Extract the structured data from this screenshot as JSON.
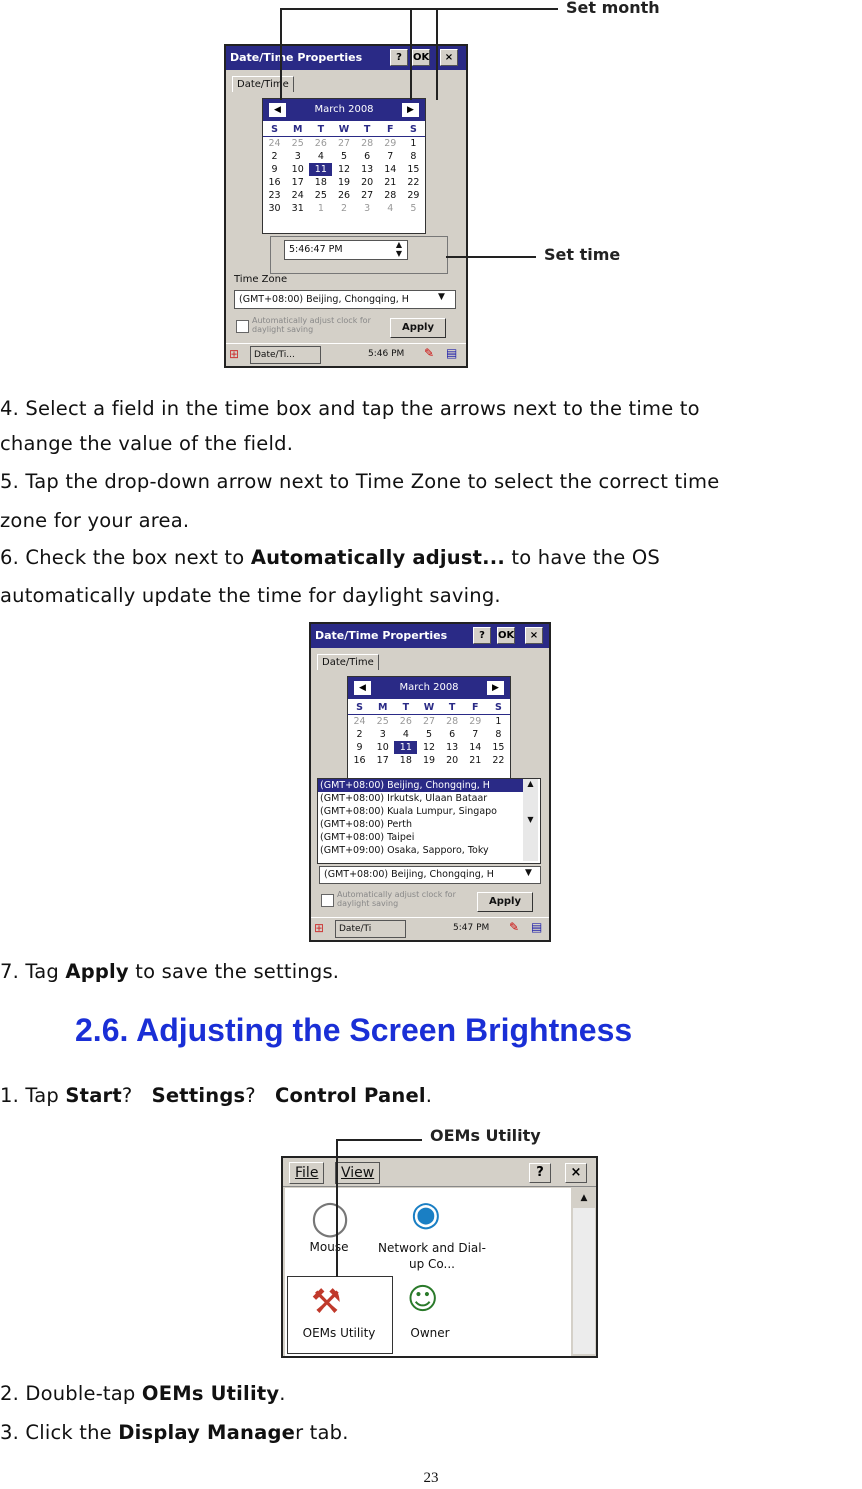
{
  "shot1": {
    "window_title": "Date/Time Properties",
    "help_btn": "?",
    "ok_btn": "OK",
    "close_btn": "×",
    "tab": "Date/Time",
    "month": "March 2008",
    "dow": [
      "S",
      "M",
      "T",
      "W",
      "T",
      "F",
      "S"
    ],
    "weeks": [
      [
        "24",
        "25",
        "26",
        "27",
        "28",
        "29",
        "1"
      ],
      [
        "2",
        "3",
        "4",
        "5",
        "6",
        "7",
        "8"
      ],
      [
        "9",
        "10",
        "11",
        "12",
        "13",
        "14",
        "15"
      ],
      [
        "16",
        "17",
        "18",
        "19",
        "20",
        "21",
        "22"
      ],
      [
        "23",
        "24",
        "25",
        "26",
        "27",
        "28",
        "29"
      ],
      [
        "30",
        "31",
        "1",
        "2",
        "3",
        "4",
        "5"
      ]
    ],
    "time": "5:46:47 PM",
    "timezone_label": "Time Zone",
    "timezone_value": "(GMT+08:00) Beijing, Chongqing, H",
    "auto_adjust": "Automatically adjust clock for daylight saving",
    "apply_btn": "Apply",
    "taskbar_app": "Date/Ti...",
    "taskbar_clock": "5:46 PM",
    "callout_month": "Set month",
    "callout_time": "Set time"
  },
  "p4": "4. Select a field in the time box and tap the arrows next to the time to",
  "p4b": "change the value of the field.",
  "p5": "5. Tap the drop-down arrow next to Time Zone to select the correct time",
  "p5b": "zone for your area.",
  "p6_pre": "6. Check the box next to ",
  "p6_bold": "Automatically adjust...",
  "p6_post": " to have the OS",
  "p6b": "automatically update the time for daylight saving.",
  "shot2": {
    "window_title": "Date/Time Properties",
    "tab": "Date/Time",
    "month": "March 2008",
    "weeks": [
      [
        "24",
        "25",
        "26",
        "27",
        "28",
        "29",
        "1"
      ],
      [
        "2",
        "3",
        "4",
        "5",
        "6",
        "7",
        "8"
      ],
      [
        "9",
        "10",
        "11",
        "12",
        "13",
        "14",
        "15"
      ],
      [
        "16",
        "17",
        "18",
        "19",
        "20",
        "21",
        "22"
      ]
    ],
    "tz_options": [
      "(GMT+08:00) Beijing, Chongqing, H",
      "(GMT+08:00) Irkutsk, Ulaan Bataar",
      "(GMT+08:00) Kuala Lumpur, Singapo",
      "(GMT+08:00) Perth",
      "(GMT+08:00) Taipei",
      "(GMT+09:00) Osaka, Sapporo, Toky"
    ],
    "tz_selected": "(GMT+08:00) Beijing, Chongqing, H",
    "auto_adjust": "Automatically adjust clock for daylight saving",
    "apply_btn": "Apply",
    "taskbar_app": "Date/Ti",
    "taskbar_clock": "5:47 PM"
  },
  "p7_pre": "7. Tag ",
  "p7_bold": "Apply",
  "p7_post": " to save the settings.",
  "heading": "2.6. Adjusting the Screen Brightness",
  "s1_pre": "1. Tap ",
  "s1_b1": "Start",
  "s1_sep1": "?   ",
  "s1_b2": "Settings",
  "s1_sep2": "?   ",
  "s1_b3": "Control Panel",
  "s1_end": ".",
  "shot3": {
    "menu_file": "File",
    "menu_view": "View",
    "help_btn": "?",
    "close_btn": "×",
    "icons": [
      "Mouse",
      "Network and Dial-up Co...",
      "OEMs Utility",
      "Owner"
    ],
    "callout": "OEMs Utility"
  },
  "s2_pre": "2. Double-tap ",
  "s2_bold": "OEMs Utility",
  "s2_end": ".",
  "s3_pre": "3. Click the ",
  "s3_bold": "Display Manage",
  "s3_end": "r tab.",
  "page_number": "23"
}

### What you have to do
Transcribe the entries above verbatim, omitting their pictures.

### Task response
Extract the structured data from this screenshot as JSON.
{
  "shot1": {
    "window_title": "Date/Time Properties",
    "help_btn": "?",
    "ok_btn": "OK",
    "close_btn": "×",
    "tab": "Date/Time",
    "month": "March 2008",
    "dow": [
      "S",
      "M",
      "T",
      "W",
      "T",
      "F",
      "S"
    ],
    "weeks": [
      [
        "24",
        "25",
        "26",
        "27",
        "28",
        "29",
        "1"
      ],
      [
        "2",
        "3",
        "4",
        "5",
        "6",
        "7",
        "8"
      ],
      [
        "9",
        "10",
        "11",
        "12",
        "13",
        "14",
        "15"
      ],
      [
        "16",
        "17",
        "18",
        "19",
        "20",
        "21",
        "22"
      ],
      [
        "23",
        "24",
        "25",
        "26",
        "27",
        "28",
        "29"
      ],
      [
        "30",
        "31",
        "1",
        "2",
        "3",
        "4",
        "5"
      ]
    ],
    "time": "5:46:47 PM",
    "timezone_label": "Time Zone",
    "timezone_value": "(GMT+08:00) Beijing, Chongqing, H",
    "auto_adjust": "Automatically adjust clock for daylight saving",
    "apply_btn": "Apply",
    "taskbar_app": "Date/Ti...",
    "taskbar_clock": "5:46 PM",
    "callout_month": "Set month",
    "callout_time": "Set time"
  },
  "p4": "4. Select a field in the time box and tap the arrows next to the time to",
  "p4b": "change the value of the field.",
  "p5": "5. Tap the drop-down arrow next to Time Zone to select the correct time",
  "p5b": "zone for your area.",
  "p6_pre": "6. Check the box next to ",
  "p6_bold": "Automatically adjust...",
  "p6_post": " to have the OS",
  "p6b": "automatically update the time for daylight saving.",
  "shot2": {
    "window_title": "Date/Time Properties",
    "tab": "Date/Time",
    "month": "March 2008",
    "weeks": [
      [
        "24",
        "25",
        "26",
        "27",
        "28",
        "29",
        "1"
      ],
      [
        "2",
        "3",
        "4",
        "5",
        "6",
        "7",
        "8"
      ],
      [
        "9",
        "10",
        "11",
        "12",
        "13",
        "14",
        "15"
      ],
      [
        "16",
        "17",
        "18",
        "19",
        "20",
        "21",
        "22"
      ]
    ],
    "tz_options": [
      "(GMT+08:00) Beijing, Chongqing, H",
      "(GMT+08:00) Irkutsk, Ulaan Bataar",
      "(GMT+08:00) Kuala Lumpur, Singapo",
      "(GMT+08:00) Perth",
      "(GMT+08:00) Taipei",
      "(GMT+09:00) Osaka, Sapporo, Toky"
    ],
    "tz_selected": "(GMT+08:00) Beijing, Chongqing, H",
    "auto_adjust": "Automatically adjust clock for daylight saving",
    "apply_btn": "Apply",
    "taskbar_app": "Date/Ti",
    "taskbar_clock": "5:47 PM"
  },
  "p7_pre": "7. Tag ",
  "p7_bold": "Apply",
  "p7_post": " to save the settings.",
  "heading": "2.6. Adjusting the Screen Brightness",
  "s1_pre": "1. Tap ",
  "s1_b1": "Start",
  "s1_sep1": "?   ",
  "s1_b2": "Settings",
  "s1_sep2": "?   ",
  "s1_b3": "Control Panel",
  "s1_end": ".",
  "shot3": {
    "menu_file": "File",
    "menu_view": "View",
    "help_btn": "?",
    "close_btn": "×",
    "icons": [
      "Mouse",
      "Network and Dial-up Co...",
      "OEMs Utility",
      "Owner"
    ],
    "callout": "OEMs Utility"
  },
  "s2_pre": "2. Double-tap ",
  "s2_bold": "OEMs Utility",
  "s2_end": ".",
  "s3_pre": "3. Click the ",
  "s3_bold": "Display Manage",
  "s3_end": "r tab.",
  "page_number": "23"
}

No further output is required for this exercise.